— What is asked —
Identify and reproduce every line holding the string "subtitle".
=== Record set ===
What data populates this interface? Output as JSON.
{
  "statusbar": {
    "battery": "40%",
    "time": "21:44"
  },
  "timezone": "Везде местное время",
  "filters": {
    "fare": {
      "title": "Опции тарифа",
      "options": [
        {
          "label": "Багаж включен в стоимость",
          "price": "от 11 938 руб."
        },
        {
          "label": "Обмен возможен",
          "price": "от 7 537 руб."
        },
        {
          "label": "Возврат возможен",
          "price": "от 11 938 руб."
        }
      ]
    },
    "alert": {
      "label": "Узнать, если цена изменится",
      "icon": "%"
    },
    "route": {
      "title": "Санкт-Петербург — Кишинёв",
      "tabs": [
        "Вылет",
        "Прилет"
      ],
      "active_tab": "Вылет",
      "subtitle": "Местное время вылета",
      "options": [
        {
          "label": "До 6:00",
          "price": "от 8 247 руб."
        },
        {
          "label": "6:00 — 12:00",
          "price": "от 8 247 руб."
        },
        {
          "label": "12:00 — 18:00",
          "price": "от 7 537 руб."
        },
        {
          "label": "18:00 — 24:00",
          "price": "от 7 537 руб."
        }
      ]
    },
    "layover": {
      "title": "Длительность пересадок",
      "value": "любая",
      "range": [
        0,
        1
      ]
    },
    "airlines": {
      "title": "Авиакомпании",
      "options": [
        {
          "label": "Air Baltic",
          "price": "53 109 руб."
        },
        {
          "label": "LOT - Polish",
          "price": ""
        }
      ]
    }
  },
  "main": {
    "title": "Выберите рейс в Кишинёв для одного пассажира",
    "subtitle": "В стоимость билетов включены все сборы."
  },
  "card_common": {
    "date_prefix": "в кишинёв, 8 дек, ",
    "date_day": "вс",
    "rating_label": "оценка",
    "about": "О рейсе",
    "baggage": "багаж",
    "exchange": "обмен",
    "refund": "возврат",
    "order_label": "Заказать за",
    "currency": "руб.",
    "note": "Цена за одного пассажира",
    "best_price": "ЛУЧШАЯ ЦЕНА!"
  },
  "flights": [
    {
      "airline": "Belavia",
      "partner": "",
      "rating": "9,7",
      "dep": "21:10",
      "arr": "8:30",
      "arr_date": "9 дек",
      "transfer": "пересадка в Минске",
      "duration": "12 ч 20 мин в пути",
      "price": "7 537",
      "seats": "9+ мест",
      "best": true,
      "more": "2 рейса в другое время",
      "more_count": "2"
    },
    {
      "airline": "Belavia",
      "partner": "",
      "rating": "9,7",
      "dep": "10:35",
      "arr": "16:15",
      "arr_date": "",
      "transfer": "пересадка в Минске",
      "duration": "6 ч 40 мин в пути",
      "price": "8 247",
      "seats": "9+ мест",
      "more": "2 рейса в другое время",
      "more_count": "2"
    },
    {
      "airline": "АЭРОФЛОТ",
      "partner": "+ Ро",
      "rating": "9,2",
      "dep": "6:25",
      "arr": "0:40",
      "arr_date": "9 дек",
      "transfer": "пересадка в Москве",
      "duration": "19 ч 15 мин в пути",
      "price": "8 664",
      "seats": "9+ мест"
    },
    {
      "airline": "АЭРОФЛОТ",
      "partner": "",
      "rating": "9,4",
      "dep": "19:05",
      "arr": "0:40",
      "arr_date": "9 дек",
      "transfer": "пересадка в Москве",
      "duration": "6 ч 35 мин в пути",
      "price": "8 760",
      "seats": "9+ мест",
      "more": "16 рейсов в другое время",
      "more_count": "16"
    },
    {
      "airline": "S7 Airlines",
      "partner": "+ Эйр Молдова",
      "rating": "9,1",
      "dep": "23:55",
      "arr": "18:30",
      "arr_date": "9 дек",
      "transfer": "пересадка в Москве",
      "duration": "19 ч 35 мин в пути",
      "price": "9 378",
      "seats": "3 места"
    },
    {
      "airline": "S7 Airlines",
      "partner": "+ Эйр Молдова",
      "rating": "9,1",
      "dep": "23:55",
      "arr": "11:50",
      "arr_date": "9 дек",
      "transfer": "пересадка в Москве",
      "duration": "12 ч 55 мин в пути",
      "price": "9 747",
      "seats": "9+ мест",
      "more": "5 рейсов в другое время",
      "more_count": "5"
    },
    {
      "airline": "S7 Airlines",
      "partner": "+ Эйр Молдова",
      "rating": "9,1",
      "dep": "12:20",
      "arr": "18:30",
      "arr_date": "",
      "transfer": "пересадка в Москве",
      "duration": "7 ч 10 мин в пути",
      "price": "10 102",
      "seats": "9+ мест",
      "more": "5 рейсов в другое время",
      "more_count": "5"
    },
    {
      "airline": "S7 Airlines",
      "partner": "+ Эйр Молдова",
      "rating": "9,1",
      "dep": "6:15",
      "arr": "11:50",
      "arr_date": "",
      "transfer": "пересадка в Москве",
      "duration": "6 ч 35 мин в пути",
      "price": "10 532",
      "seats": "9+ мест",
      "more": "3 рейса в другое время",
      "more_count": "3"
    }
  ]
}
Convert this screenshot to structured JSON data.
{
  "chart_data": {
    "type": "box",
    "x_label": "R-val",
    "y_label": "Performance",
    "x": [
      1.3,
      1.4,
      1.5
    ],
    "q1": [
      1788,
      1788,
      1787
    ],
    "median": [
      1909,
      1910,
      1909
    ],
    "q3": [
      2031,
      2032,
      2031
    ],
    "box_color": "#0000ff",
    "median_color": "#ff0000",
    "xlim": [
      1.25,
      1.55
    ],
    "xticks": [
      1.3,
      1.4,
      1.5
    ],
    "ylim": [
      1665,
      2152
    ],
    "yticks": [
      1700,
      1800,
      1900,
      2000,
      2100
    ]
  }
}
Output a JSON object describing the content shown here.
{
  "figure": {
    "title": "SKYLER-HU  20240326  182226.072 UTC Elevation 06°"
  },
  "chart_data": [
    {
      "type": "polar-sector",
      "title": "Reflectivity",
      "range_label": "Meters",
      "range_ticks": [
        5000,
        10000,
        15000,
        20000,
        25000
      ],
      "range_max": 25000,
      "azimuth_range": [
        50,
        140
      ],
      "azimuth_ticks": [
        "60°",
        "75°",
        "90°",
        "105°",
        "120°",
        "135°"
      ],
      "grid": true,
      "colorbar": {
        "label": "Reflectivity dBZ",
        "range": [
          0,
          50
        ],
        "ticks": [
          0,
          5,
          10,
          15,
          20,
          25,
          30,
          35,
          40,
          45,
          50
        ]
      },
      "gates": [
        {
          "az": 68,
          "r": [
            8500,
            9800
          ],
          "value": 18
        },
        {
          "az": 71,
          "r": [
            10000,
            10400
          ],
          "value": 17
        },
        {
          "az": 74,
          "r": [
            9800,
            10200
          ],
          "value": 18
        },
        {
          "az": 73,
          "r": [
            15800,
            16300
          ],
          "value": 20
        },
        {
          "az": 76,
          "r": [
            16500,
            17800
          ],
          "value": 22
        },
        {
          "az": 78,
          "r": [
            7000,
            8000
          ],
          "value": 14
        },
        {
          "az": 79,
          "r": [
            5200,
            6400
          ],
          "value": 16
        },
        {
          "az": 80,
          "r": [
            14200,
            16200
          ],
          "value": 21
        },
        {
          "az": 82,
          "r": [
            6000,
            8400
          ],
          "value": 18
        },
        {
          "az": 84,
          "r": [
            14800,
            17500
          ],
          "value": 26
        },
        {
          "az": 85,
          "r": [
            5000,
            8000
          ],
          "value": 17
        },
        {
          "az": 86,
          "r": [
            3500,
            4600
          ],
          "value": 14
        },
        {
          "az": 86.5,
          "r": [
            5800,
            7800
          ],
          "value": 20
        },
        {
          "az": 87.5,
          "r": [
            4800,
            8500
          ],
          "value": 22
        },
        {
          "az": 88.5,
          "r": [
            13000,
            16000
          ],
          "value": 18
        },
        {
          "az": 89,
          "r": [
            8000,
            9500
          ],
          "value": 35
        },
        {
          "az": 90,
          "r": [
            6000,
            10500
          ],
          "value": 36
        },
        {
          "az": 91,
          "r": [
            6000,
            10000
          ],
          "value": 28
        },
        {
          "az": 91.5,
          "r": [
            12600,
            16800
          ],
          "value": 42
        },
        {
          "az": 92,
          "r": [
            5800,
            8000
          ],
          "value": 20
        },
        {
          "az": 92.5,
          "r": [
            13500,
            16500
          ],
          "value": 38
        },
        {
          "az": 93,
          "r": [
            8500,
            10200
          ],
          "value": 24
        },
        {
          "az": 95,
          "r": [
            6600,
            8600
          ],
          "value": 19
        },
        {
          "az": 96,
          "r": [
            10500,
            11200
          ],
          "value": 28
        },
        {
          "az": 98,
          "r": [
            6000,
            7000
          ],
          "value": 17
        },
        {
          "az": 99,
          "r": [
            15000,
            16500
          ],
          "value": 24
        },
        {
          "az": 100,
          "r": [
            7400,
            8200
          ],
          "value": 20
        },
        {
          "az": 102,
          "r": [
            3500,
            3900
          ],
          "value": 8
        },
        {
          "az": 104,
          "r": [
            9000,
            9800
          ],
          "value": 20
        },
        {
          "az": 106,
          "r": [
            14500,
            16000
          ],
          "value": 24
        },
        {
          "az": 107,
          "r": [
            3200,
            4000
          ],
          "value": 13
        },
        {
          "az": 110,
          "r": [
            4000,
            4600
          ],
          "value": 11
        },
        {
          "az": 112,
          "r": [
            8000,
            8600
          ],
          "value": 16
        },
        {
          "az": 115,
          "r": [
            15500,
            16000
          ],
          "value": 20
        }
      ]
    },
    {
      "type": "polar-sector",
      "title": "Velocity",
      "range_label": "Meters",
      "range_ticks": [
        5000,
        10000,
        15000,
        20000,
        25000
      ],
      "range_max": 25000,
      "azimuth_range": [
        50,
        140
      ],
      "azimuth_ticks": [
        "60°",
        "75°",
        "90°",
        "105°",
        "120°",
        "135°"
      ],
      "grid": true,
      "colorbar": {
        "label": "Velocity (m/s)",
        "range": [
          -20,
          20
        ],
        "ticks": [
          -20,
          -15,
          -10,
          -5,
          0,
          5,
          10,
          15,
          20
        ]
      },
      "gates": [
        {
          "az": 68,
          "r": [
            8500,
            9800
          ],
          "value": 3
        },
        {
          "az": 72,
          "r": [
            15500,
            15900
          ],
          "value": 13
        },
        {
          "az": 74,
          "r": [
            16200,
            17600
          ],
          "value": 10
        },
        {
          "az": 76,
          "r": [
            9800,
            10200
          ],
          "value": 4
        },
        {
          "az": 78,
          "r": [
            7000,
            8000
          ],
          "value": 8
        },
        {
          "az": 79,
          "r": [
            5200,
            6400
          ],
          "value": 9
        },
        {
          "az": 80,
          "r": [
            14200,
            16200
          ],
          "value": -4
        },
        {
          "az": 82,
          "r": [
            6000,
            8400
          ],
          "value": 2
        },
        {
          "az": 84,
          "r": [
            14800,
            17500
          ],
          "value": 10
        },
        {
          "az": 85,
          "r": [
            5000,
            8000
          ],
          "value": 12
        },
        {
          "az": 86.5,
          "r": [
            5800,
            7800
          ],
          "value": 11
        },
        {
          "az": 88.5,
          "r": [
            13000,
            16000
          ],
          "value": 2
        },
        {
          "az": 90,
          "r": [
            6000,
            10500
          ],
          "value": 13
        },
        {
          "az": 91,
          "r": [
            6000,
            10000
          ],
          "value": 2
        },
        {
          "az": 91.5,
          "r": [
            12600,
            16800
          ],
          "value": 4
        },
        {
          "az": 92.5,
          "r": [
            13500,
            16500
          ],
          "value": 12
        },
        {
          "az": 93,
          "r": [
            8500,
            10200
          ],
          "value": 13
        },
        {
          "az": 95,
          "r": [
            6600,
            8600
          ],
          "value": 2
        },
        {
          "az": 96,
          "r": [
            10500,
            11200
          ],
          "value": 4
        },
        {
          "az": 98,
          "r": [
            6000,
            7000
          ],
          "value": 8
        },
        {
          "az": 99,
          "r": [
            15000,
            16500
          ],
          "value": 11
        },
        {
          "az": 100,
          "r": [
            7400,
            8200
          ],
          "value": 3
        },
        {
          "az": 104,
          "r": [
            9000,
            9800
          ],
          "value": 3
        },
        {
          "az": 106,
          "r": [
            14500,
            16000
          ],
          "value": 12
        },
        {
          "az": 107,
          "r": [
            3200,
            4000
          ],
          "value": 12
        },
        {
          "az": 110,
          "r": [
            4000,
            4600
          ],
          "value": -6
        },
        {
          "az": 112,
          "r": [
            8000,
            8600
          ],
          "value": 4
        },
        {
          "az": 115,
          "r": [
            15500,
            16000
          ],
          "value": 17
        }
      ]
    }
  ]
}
===
— Exercise response —
      "subtitle": "Местное время вылета",
    "subtitle": "В стоимость билетов включены все сборы."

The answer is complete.